I think even if you hack Kconfig, the kernel may not build. We keep the
Kconfig option so that enum zone_type has ZONE_DMA defined.

Regarding the DMA zone selection, max_zone_dma_phys() is more of a hack
(needed on Seattle where all RAM is above 4GB). Basically the first
32-bit at the start of RAM are considered for ZONE_DMA, even though the
actual physical address of the start of RAM would be well beyond 4GB.
This assumes that 32-bit only devices have the relevant dma_pfn_offset
passed via DT (not sure what we do on ACPI).

> > 2.)
> > 
> > Typically - SWIOTLB uses DMA buffer from below 4GB range only. ARM64 is
> > the only architecture which support Low memory definition as per ARCH
> > specified. See below
> > 
> > [root@ linux]# grep -R ARCH_LOW_ADDRESS_LIMIT arch/
> > arch/s390/include/asm/processor.h:#define ARCH_LOW_ADDRESS_LIMIT
> > 0x7fffffffUL
> > arch/arm64/include/asm/processor.h:#define ARCH_LOW_ADDRESS_LIMIT
> > (arm64_dma_phys_limit - 1)

Extracted material:
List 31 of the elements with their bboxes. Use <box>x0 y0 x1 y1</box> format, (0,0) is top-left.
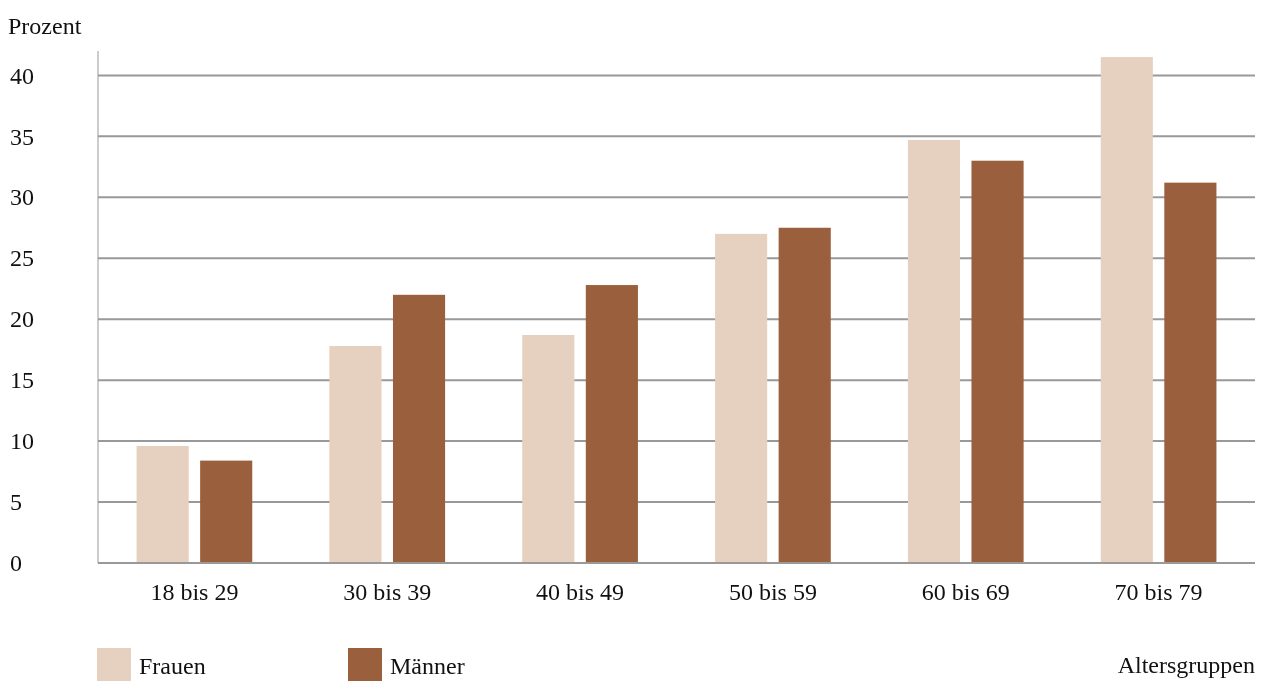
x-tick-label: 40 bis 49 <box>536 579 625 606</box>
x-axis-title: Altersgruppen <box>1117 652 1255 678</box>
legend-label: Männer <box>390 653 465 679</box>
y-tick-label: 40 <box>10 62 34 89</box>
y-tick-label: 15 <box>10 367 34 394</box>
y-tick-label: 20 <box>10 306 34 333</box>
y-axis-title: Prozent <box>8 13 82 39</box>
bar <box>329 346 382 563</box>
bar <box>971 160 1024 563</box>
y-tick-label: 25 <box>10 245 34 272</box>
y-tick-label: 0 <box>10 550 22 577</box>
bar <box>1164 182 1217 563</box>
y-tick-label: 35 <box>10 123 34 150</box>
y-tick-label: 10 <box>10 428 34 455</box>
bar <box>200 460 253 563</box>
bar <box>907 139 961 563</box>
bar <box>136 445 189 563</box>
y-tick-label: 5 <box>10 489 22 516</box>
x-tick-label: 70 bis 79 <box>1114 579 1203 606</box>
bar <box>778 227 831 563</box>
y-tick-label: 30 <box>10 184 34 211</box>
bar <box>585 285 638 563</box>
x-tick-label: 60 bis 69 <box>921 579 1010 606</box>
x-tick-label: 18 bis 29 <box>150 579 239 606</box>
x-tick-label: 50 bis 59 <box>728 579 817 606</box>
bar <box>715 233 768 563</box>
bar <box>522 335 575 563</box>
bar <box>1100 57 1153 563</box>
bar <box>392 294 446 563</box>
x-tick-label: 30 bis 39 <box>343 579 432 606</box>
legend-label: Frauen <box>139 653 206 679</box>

--

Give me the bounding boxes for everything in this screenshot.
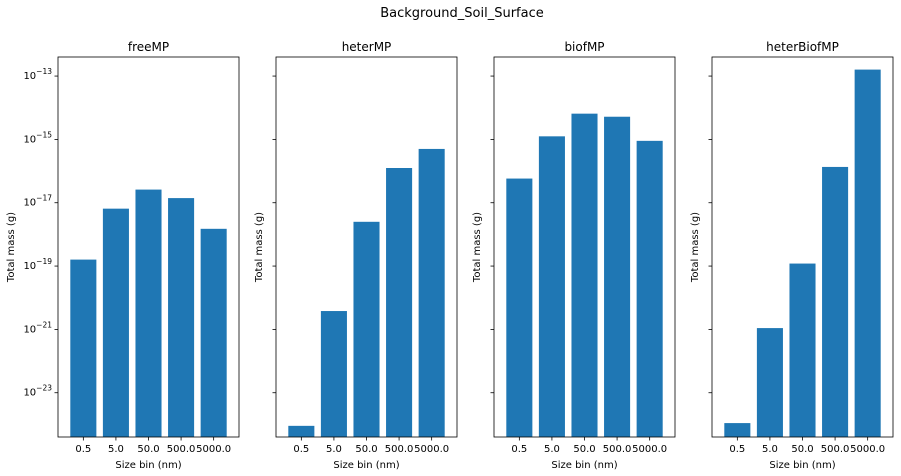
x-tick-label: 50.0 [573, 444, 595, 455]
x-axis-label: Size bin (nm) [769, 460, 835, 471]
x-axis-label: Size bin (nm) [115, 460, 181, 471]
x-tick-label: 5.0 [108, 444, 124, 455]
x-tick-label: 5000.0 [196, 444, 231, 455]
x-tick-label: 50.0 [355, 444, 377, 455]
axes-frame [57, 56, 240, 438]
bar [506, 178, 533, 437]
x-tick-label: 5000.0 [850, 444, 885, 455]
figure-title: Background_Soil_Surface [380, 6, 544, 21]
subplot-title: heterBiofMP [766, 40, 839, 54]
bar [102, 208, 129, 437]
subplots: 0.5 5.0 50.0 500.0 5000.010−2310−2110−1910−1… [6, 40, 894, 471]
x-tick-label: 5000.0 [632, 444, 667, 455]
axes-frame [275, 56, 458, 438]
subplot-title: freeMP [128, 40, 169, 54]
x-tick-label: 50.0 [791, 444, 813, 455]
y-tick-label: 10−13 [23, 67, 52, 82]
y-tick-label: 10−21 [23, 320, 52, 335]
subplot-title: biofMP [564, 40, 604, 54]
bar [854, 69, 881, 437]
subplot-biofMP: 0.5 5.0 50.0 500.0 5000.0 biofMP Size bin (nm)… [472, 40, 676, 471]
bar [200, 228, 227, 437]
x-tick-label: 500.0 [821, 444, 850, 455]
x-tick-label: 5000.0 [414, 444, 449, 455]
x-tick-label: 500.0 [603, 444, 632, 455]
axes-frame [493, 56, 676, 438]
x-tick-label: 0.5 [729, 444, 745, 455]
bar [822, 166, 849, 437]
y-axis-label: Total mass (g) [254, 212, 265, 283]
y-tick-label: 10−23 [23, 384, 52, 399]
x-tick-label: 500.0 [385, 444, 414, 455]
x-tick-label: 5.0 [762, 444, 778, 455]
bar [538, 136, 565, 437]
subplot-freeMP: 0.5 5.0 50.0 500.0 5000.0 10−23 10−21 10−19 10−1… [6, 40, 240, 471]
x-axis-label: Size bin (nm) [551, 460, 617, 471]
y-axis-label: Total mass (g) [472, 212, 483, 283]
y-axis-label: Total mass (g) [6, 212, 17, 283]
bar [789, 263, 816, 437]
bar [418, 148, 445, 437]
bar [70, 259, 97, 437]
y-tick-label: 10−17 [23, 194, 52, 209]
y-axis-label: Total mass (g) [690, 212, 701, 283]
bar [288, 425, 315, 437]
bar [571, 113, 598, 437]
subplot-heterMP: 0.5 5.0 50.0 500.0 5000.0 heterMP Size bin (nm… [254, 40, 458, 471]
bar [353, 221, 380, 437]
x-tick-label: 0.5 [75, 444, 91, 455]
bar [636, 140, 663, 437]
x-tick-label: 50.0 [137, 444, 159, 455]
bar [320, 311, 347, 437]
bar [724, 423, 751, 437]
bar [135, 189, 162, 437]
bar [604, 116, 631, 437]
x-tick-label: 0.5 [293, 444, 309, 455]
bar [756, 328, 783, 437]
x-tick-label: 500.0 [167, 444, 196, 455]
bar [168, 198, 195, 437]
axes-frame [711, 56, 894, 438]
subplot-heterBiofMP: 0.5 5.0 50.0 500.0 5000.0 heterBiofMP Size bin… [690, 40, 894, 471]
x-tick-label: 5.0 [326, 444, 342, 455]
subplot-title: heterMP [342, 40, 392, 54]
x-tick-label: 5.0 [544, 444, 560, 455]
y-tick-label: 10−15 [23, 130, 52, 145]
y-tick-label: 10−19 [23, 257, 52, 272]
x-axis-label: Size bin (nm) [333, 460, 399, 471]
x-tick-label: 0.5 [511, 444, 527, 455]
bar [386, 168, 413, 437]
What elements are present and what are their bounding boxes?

* * *

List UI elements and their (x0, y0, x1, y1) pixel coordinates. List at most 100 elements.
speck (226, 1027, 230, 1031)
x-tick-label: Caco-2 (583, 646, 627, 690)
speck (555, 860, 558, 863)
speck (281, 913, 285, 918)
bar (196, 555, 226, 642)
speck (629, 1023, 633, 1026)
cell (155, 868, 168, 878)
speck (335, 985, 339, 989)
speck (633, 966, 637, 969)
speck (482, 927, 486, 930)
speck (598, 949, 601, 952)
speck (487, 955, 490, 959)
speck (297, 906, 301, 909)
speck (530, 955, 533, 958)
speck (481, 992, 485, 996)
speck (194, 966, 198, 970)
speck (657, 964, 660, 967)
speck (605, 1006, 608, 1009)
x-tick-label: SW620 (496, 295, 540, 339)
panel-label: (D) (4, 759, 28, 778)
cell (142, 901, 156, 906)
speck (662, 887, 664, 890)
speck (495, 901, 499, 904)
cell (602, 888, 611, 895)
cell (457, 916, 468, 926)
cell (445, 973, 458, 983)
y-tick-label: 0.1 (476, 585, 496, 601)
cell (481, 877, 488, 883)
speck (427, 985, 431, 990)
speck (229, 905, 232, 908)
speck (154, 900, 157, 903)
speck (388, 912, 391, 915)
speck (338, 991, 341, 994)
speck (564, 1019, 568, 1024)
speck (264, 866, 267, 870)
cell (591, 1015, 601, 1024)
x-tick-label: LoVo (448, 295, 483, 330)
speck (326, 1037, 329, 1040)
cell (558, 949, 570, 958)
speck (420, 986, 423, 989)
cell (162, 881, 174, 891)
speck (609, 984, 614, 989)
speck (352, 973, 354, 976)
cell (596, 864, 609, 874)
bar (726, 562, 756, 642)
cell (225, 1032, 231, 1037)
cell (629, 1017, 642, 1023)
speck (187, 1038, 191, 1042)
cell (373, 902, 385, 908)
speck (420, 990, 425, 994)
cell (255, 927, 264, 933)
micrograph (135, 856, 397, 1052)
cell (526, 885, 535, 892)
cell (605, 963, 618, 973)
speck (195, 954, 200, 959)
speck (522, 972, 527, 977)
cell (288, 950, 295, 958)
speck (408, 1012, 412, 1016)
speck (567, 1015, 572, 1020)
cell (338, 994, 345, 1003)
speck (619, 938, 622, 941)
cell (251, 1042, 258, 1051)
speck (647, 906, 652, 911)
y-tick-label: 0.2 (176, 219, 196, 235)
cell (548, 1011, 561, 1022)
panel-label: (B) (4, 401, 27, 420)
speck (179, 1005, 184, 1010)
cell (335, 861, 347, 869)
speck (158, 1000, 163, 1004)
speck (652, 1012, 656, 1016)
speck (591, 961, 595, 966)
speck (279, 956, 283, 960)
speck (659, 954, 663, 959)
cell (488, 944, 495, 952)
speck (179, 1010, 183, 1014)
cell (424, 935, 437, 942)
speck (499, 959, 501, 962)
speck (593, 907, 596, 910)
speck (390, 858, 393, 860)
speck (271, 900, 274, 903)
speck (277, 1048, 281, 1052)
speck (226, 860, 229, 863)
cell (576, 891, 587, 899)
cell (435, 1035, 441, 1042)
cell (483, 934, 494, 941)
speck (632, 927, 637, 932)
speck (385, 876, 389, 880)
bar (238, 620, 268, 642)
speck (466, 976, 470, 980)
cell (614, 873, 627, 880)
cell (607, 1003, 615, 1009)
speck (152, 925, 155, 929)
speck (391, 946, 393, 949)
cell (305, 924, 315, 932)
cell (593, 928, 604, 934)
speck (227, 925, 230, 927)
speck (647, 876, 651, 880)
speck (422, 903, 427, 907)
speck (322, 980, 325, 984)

What you should do: Rewrite the passage on DMA zone selection from "Regarding the DMA" up to and including "do on ACPI).", renaming "RAM" to "DRAM" throughout. The records can be set aside.

Written reply:
Regarding the DMA zone selection, max_zone_dma_phys() is more of a hack
(needed on Seattle where all DRAM is above 4GB). Basically the first
32-bit at the start of DRAM are considered for ZONE_DMA, even though the
actual physical address of the start of DRAM would be well beyond 4GB.
This assumes that 32-bit only devices have the relevant dma_pfn_offset
passed via DT (not sure what we do on ACPI).